WHAT NEEDS TO BE DONE:
All the data below goes into the copy word for word, but the pictures don't.

**** INFORMATION SUPPLIED ****

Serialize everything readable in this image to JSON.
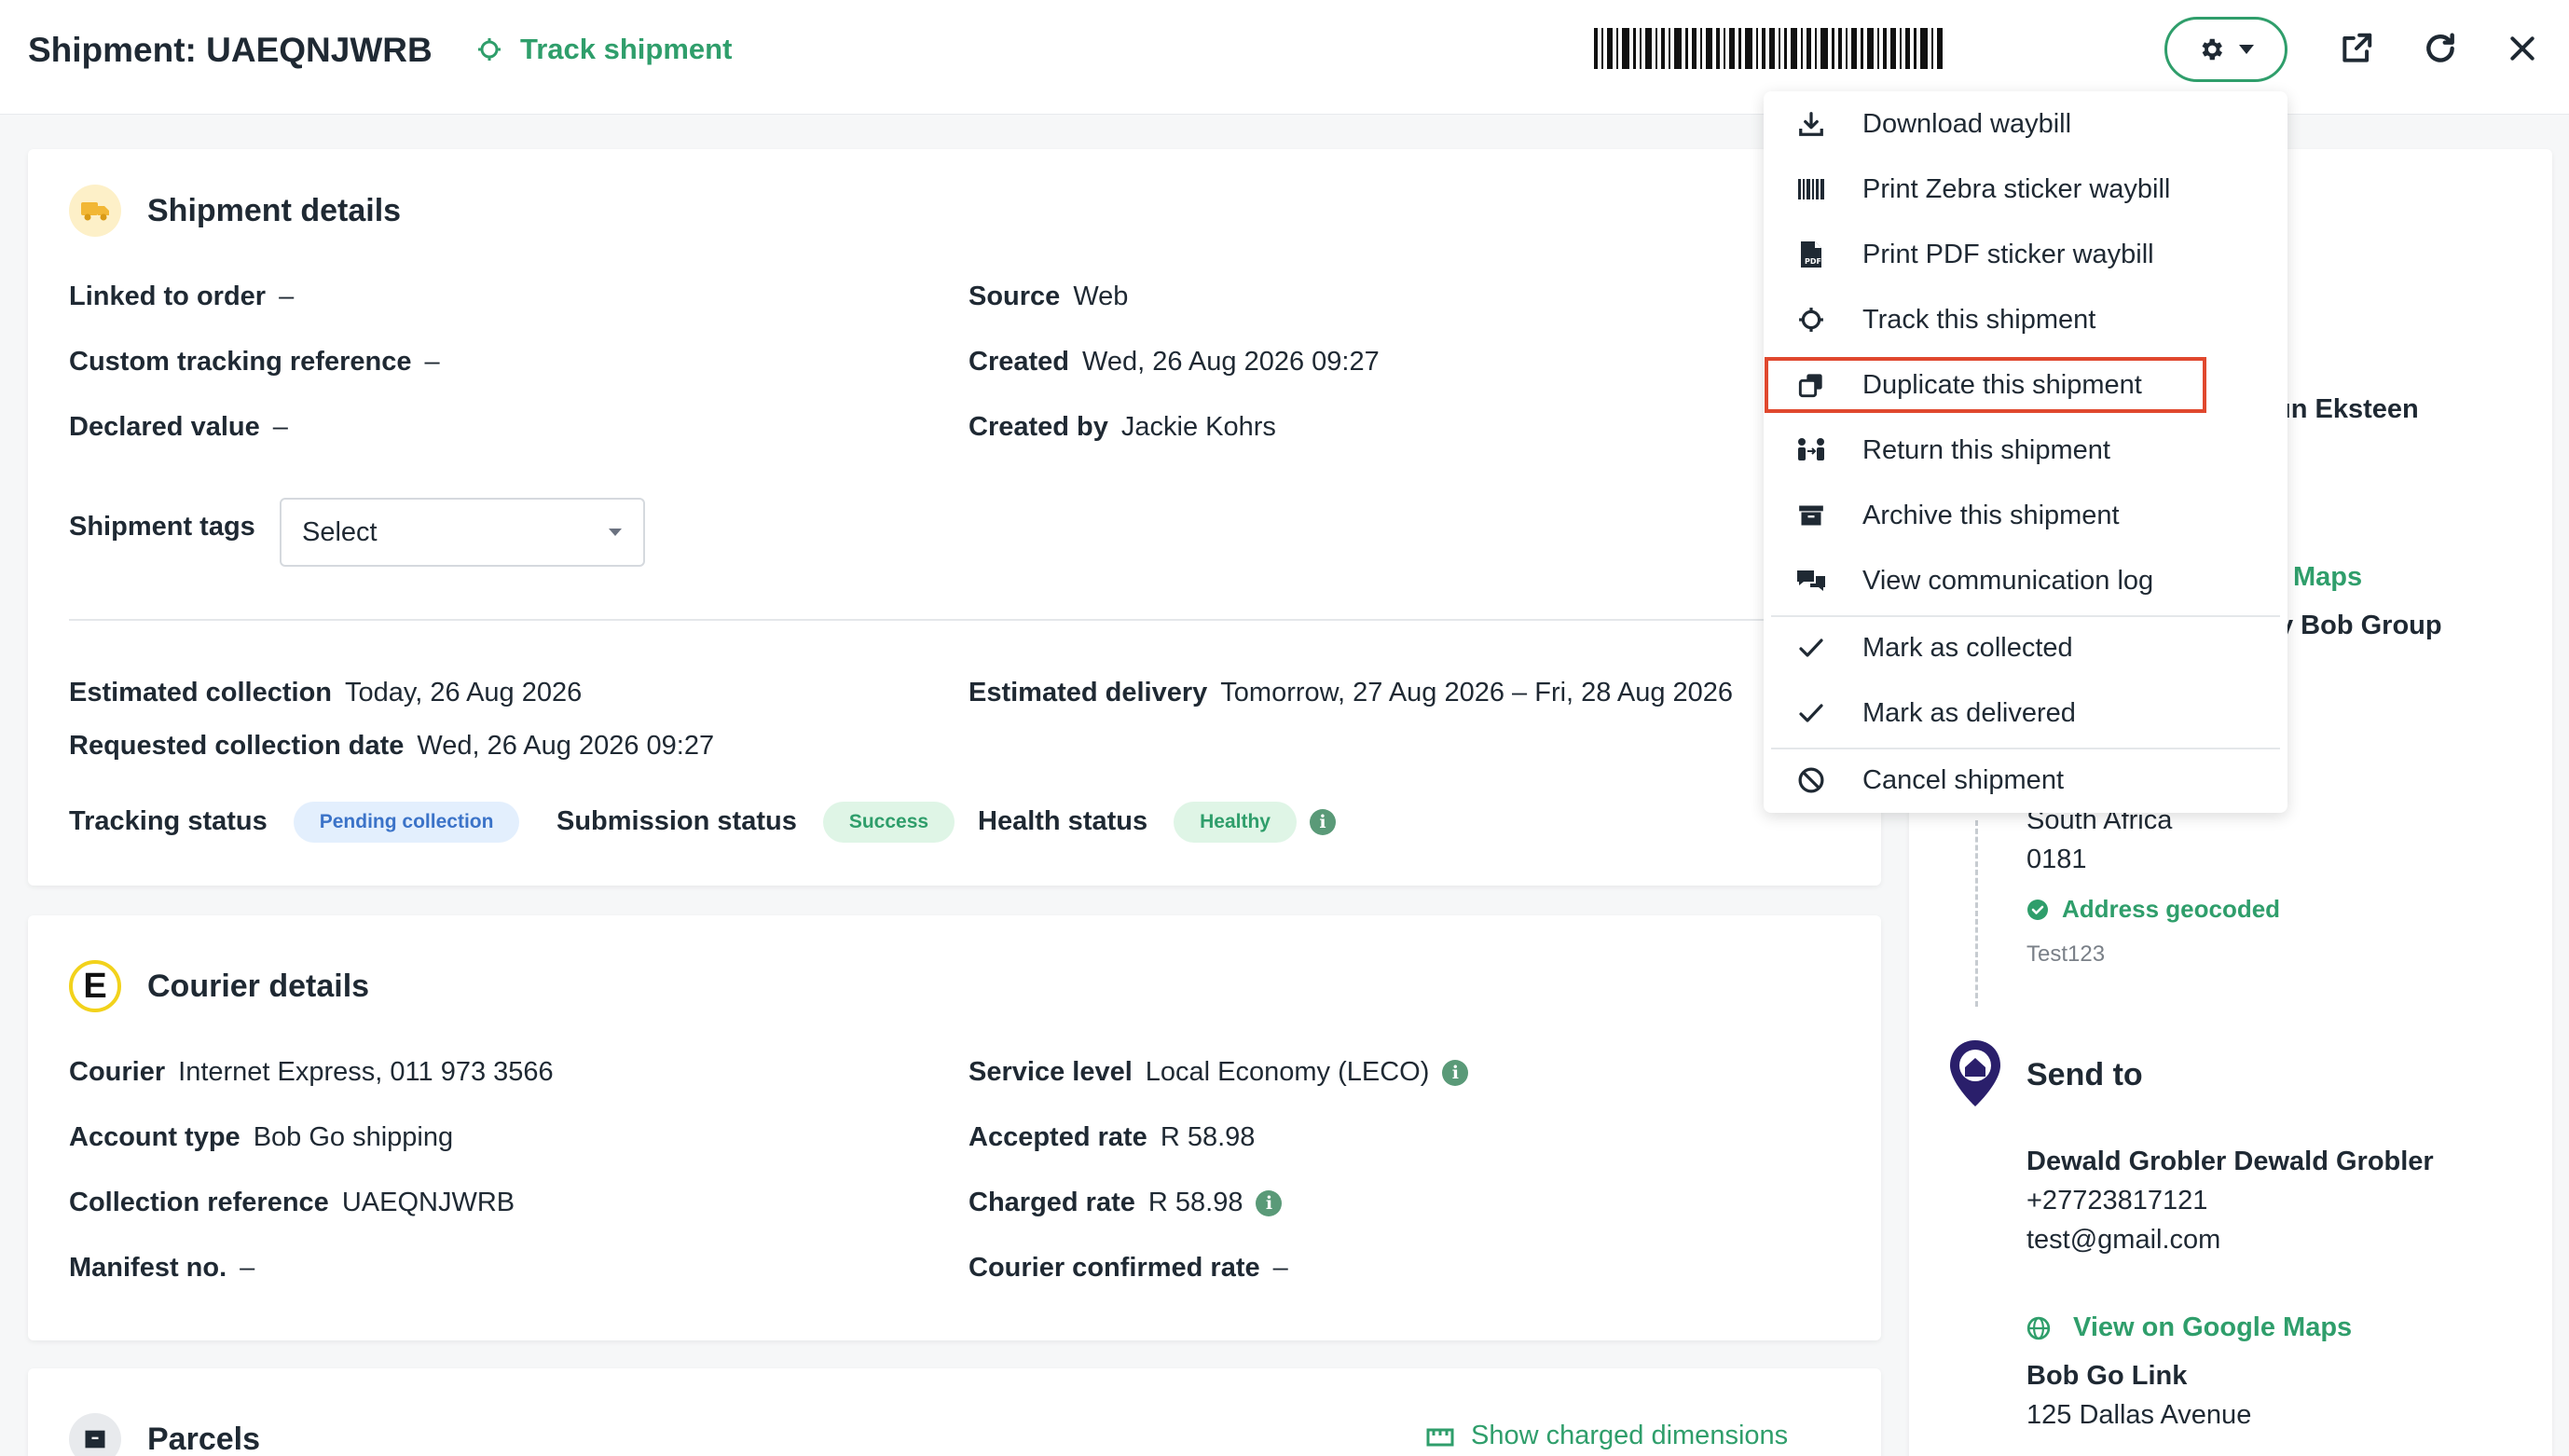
{
  "header": {
    "title": "Shipment: UAEQNJWRB",
    "track_label": "Track shipment"
  },
  "colors": {
    "accent": "#2f9e6b",
    "highlight": "#e0482e",
    "pending_bg": "#e3effd",
    "success_bg": "#dff5e6"
  },
  "icons": {
    "settings": "gear-icon",
    "open_external": "external-link-icon",
    "refresh": "refresh-icon",
    "close": "close-icon"
  },
  "shipment_details": {
    "title": "Shipment details",
    "linked_to_order": {
      "label": "Linked to order",
      "value": "–"
    },
    "custom_tracking_reference": {
      "label": "Custom tracking reference",
      "value": "–"
    },
    "declared_value": {
      "label": "Declared value",
      "value": "–"
    },
    "source": {
      "label": "Source",
      "value": "Web"
    },
    "created": {
      "label": "Created",
      "value": "Wed, 26 Aug 2026 09:27"
    },
    "created_by": {
      "label": "Created by",
      "value": "Jackie Kohrs"
    },
    "shipment_tags": {
      "label": "Shipment tags",
      "value": "Select"
    },
    "estimated_collection": {
      "label": "Estimated collection",
      "value": "Today, 26 Aug 2026"
    },
    "estimated_delivery": {
      "label": "Estimated delivery",
      "value": "Tomorrow, 27 Aug 2026 – Fri, 28 Aug 2026"
    },
    "requested_collection_date": {
      "label": "Requested collection date",
      "value": "Wed, 26 Aug 2026 09:27"
    },
    "tracking_status": {
      "label": "Tracking status",
      "value": "Pending collection"
    },
    "submission_status": {
      "label": "Submission status",
      "value": "Success"
    },
    "health_status": {
      "label": "Health status",
      "value": "Healthy"
    }
  },
  "courier_details": {
    "title": "Courier details",
    "courier": {
      "label": "Courier",
      "value": "Internet Express, 011 973 3566"
    },
    "account_type": {
      "label": "Account type",
      "value": "Bob Go shipping"
    },
    "collection_reference": {
      "label": "Collection reference",
      "value": "UAEQNJWRB"
    },
    "manifest_no": {
      "label": "Manifest no.",
      "value": "–"
    },
    "service_level": {
      "label": "Service level",
      "value": "Local Economy (LECO)"
    },
    "accepted_rate": {
      "label": "Accepted rate",
      "value": "R 58.98"
    },
    "charged_rate": {
      "label": "Charged rate",
      "value": "R 58.98"
    },
    "courier_confirmed_rate": {
      "label": "Courier confirmed rate",
      "value": "–"
    }
  },
  "parcels": {
    "title": "Parcels",
    "show_charged_dimensions": "Show charged dimensions"
  },
  "menu": {
    "items": [
      {
        "label": "Download waybill"
      },
      {
        "label": "Print Zebra sticker waybill"
      },
      {
        "label": "Print PDF sticker waybill"
      },
      {
        "label": "Track this shipment"
      },
      {
        "label": "Duplicate this shipment"
      },
      {
        "label": "Return this shipment"
      },
      {
        "label": "Archive this shipment"
      },
      {
        "label": "View communication log"
      },
      {
        "label": "Mark as collected"
      },
      {
        "label": "Mark as delivered"
      },
      {
        "label": "Cancel shipment"
      }
    ]
  },
  "sidebar": {
    "collect_name_partial": "un Eksteen",
    "maps_partial": "Maps",
    "company_partial": "y Bob Group",
    "country": "South Africa",
    "postal_code": "0181",
    "geocoded": "Address geocoded",
    "note": "Test123",
    "send_to_title": "Send to",
    "recipient_name": "Dewald Grobler Dewald Grobler",
    "recipient_phone": "+27723817121",
    "recipient_email": "test@gmail.com",
    "view_maps": "View on Google Maps",
    "company": "Bob Go Link",
    "address_line": "125 Dallas Avenue"
  }
}
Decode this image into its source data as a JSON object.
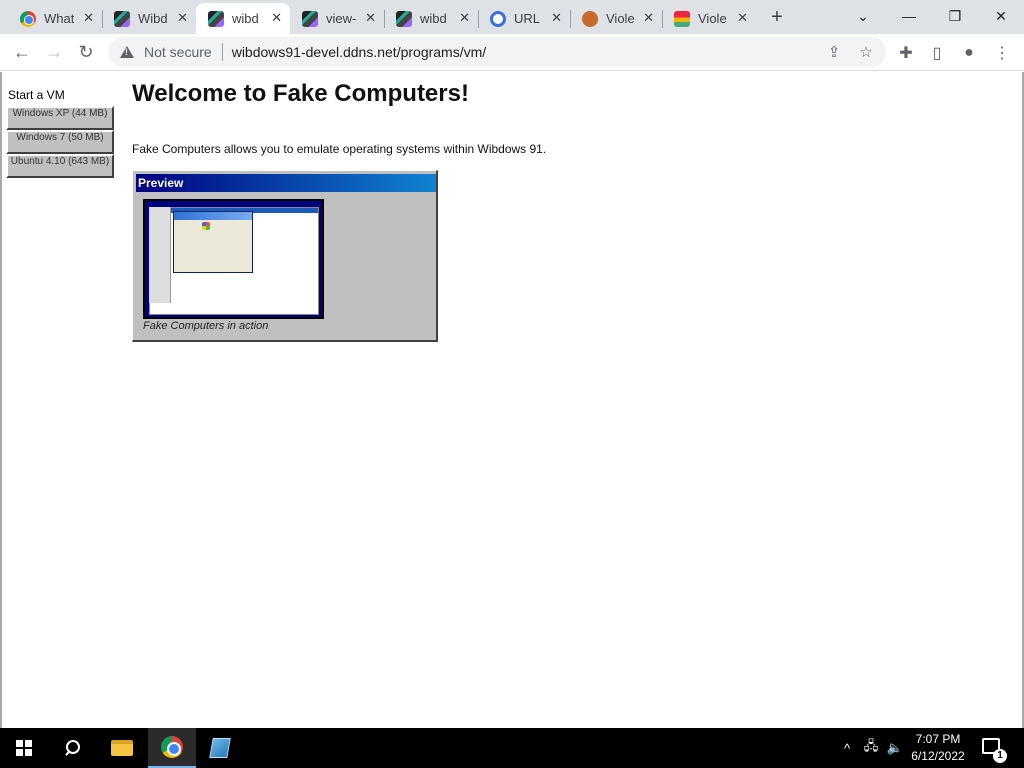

****

EXERCISE RESULT:
Serialize everything readable in this image to JSON.
{
  "header": {
    "title": "Shipment: UAEQNJWRB",
    "track_label": "Track shipment"
  },
  "colors": {
    "accent": "#2f9e6b",
    "highlight": "#e0482e",
    "pending_bg": "#e3effd",
    "success_bg": "#dff5e6"
  },
  "icons": {
    "settings": "gear-icon",
    "open_external": "external-link-icon",
    "refresh": "refresh-icon",
    "close": "close-icon"
  },
  "shipment_details": {
    "title": "Shipment details",
    "linked_to_order": {
      "label": "Linked to order",
      "value": "–"
    },
    "custom_tracking_reference": {
      "label": "Custom tracking reference",
      "value": "–"
    },
    "declared_value": {
      "label": "Declared value",
      "value": "–"
    },
    "source": {
      "label": "Source",
      "value": "Web"
    },
    "created": {
      "label": "Created",
      "value": "Wed, 26 Aug 2026 09:27"
    },
    "created_by": {
      "label": "Created by",
      "value": "Jackie Kohrs"
    },
    "shipment_tags": {
      "label": "Shipment tags",
      "value": "Select"
    },
    "estimated_collection": {
      "label": "Estimated collection",
      "value": "Today, 26 Aug 2026"
    },
    "estimated_delivery": {
      "label": "Estimated delivery",
      "value": "Tomorrow, 27 Aug 2026 – Fri, 28 Aug 2026"
    },
    "requested_collection_date": {
      "label": "Requested collection date",
      "value": "Wed, 26 Aug 2026 09:27"
    },
    "tracking_status": {
      "label": "Tracking status",
      "value": "Pending collection"
    },
    "submission_status": {
      "label": "Submission status",
      "value": "Success"
    },
    "health_status": {
      "label": "Health status",
      "value": "Healthy"
    }
  },
  "courier_details": {
    "title": "Courier details",
    "courier": {
      "label": "Courier",
      "value": "Internet Express, 011 973 3566"
    },
    "account_type": {
      "label": "Account type",
      "value": "Bob Go shipping"
    },
    "collection_reference": {
      "label": "Collection reference",
      "value": "UAEQNJWRB"
    },
    "manifest_no": {
      "label": "Manifest no.",
      "value": "–"
    },
    "service_level": {
      "label": "Service level",
      "value": "Local Economy (LECO)"
    },
    "accepted_rate": {
      "label": "Accepted rate",
      "value": "R 58.98"
    },
    "charged_rate": {
      "label": "Charged rate",
      "value": "R 58.98"
    },
    "courier_confirmed_rate": {
      "label": "Courier confirmed rate",
      "value": "–"
    }
  },
  "parcels": {
    "title": "Parcels",
    "show_charged_dimensions": "Show charged dimensions"
  },
  "menu": {
    "items": [
      {
        "label": "Download waybill"
      },
      {
        "label": "Print Zebra sticker waybill"
      },
      {
        "label": "Print PDF sticker waybill"
      },
      {
        "label": "Track this shipment"
      },
      {
        "label": "Duplicate this shipment"
      },
      {
        "label": "Return this shipment"
      },
      {
        "label": "Archive this shipment"
      },
      {
        "label": "View communication log"
      },
      {
        "label": "Mark as collected"
      },
      {
        "label": "Mark as delivered"
      },
      {
        "label": "Cancel shipment"
      }
    ]
  },
  "sidebar": {
    "collect_name_partial": "un Eksteen",
    "maps_partial": "Maps",
    "company_partial": "y Bob Group",
    "country": "South Africa",
    "postal_code": "0181",
    "geocoded": "Address geocoded",
    "note": "Test123",
    "send_to_title": "Send to",
    "recipient_name": "Dewald Grobler Dewald Grobler",
    "recipient_phone": "+27723817121",
    "recipient_email": "test@gmail.com",
    "view_maps": "View on Google Maps",
    "company": "Bob Go Link",
    "address_line": "125 Dallas Avenue"
  }
}
Decode this image into its source data as a JSON object.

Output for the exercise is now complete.